Your task is to restate the data word for word.

[START]

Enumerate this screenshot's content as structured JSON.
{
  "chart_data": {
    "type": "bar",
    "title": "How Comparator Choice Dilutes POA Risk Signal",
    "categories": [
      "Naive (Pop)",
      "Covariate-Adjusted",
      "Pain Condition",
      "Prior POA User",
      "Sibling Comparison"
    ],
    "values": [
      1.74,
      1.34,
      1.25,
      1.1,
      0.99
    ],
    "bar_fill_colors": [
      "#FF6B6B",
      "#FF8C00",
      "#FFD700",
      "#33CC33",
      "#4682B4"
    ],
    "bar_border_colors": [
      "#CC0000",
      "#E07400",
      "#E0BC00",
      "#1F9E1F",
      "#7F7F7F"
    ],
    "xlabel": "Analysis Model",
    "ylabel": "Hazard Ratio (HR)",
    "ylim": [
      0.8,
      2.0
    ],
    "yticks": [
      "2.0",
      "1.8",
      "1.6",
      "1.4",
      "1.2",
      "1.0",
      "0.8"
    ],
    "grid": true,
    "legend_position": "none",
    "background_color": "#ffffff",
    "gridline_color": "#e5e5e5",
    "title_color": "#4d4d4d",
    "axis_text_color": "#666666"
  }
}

[END]

**Output:**
Enumerate this screenshot's content as structured JSON.
{
  "chart_data": {
    "type": "bar",
    "title": "How Comparator Choice Dilutes POA Risk Signal",
    "categories": [
      "Naive (Pop)",
      "Covariate-Adjusted",
      "Pain Condition",
      "Prior POA User",
      "Sibling Comparison"
    ],
    "values": [
      1.74,
      1.34,
      1.25,
      1.1,
      0.99
    ],
    "bar_fill_colors": [
      "#FF6B6B",
      "#FF8C00",
      "#FFD700",
      "#33CC33",
      "#4682B4"
    ],
    "bar_border_colors": [
      "#CC0000",
      "#E07400",
      "#E0BC00",
      "#1F9E1F",
      "#7F7F7F"
    ],
    "xlabel": "Analysis Model",
    "ylabel": "Hazard Ratio (HR)",
    "ylim": [
      0.8,
      2.0
    ],
    "yticks": [
      "2.0",
      "1.8",
      "1.6",
      "1.4",
      "1.2",
      "1.0",
      "0.8"
    ],
    "grid": true,
    "legend_position": "none",
    "background_color": "#ffffff",
    "gridline_color": "#e5e5e5",
    "title_color": "#4d4d4d",
    "axis_text_color": "#666666"
  }
}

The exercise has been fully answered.